» SUPPLIED MATERIAL
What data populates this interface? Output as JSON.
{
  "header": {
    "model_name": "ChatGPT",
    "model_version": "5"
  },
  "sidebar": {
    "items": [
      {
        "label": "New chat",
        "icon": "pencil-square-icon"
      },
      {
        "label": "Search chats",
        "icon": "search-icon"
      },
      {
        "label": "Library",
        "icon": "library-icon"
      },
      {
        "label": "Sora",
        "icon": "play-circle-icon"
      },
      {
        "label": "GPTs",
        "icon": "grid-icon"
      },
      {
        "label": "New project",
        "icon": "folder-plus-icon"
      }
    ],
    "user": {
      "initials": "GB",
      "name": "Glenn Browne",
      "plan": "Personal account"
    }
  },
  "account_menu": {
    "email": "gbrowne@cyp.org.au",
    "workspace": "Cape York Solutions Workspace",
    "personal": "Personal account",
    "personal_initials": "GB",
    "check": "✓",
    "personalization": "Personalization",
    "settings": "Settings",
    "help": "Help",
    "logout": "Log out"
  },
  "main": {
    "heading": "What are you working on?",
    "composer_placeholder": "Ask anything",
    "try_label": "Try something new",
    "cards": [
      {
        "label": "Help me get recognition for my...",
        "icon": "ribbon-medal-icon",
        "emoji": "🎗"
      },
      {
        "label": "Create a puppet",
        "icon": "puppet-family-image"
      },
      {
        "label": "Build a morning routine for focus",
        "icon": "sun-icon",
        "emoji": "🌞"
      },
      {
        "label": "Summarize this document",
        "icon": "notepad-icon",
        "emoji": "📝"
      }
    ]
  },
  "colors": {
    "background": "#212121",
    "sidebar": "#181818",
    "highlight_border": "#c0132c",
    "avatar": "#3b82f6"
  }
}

* * *

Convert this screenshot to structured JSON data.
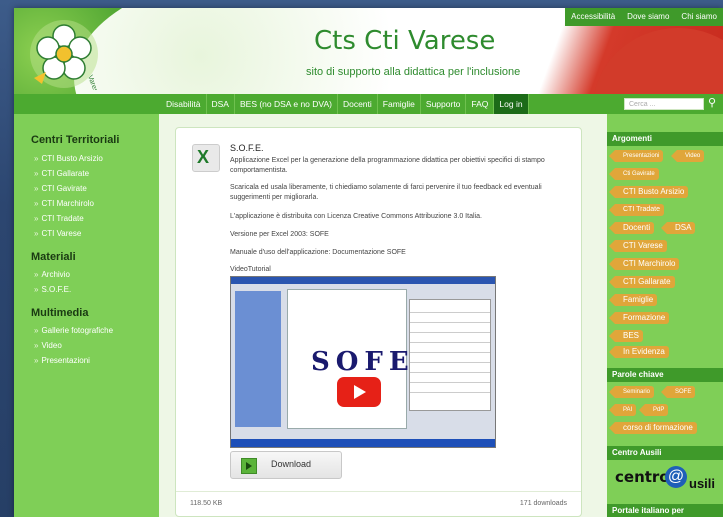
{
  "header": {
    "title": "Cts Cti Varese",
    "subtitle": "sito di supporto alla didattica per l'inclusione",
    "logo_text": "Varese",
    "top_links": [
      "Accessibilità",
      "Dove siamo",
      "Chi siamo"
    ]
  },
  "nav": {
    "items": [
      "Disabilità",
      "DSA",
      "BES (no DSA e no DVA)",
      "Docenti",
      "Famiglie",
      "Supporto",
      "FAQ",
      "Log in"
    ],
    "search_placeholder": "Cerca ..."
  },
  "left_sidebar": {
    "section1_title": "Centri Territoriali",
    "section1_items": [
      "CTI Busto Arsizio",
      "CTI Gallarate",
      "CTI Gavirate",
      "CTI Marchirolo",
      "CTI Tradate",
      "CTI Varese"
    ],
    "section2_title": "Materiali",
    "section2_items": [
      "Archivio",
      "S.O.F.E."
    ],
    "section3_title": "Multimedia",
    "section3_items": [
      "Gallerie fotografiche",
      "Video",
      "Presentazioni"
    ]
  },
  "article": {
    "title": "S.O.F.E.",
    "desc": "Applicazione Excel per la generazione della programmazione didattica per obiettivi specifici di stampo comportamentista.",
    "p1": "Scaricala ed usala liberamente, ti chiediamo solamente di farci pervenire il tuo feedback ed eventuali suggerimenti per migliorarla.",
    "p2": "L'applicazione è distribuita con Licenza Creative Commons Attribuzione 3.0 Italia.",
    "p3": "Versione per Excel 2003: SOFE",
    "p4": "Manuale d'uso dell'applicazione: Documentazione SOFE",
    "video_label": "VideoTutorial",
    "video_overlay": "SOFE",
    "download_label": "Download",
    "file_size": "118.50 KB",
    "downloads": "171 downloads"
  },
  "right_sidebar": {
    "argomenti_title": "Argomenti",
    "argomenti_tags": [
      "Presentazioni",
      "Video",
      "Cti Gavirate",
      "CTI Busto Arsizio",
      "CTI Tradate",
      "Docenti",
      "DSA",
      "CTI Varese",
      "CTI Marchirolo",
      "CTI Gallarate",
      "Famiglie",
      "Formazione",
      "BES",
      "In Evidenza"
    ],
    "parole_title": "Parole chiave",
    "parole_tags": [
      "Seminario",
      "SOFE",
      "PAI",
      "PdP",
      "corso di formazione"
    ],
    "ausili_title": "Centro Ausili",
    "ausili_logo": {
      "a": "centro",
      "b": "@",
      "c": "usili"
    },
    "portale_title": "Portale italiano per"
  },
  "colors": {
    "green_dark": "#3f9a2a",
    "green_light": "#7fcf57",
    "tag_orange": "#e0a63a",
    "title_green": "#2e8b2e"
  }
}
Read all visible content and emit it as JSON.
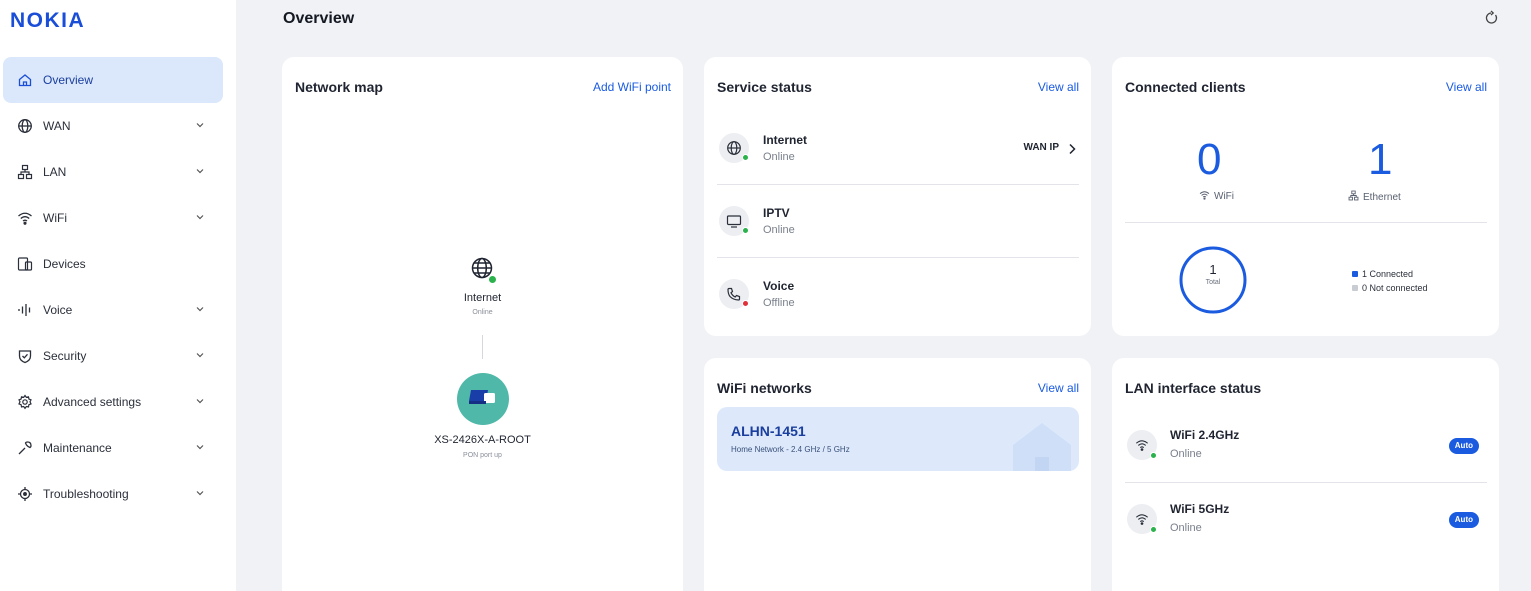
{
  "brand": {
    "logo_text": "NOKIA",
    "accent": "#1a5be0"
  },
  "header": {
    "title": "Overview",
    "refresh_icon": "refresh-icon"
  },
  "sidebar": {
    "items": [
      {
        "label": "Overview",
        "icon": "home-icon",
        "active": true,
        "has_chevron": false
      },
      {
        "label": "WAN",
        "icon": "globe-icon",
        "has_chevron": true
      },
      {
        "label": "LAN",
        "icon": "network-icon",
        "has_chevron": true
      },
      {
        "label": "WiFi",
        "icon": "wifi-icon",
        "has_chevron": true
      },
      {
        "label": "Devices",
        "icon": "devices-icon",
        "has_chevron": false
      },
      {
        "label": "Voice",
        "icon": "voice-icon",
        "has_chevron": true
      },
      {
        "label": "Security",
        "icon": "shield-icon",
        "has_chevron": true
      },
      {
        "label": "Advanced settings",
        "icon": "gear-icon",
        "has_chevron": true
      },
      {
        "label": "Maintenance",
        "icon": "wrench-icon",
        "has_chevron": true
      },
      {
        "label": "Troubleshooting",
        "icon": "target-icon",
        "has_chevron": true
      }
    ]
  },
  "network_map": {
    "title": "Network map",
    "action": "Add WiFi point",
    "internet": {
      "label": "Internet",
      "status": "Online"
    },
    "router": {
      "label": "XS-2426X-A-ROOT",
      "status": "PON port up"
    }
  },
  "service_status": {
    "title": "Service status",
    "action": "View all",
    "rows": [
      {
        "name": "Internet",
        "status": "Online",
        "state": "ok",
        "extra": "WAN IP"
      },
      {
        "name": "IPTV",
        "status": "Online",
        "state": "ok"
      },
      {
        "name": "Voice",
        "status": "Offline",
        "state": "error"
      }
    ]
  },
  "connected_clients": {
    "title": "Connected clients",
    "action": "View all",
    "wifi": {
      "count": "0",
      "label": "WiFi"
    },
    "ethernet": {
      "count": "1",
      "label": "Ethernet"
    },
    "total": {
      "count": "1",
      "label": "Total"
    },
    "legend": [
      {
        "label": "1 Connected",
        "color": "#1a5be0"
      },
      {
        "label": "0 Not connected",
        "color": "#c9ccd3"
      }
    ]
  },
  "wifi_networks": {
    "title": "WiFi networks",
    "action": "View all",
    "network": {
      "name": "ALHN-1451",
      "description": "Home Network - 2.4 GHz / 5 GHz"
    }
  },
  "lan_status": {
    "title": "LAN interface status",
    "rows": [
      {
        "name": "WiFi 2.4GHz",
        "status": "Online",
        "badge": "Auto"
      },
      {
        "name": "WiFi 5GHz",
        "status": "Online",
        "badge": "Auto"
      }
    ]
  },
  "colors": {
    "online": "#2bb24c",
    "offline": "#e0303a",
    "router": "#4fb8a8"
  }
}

» DIRECTIONS
Collect the complete line wherever the string "data" appears in the records.

» REPLY
What data populates this interface? Output as JSON.
Convert this screenshot to structured JSON data.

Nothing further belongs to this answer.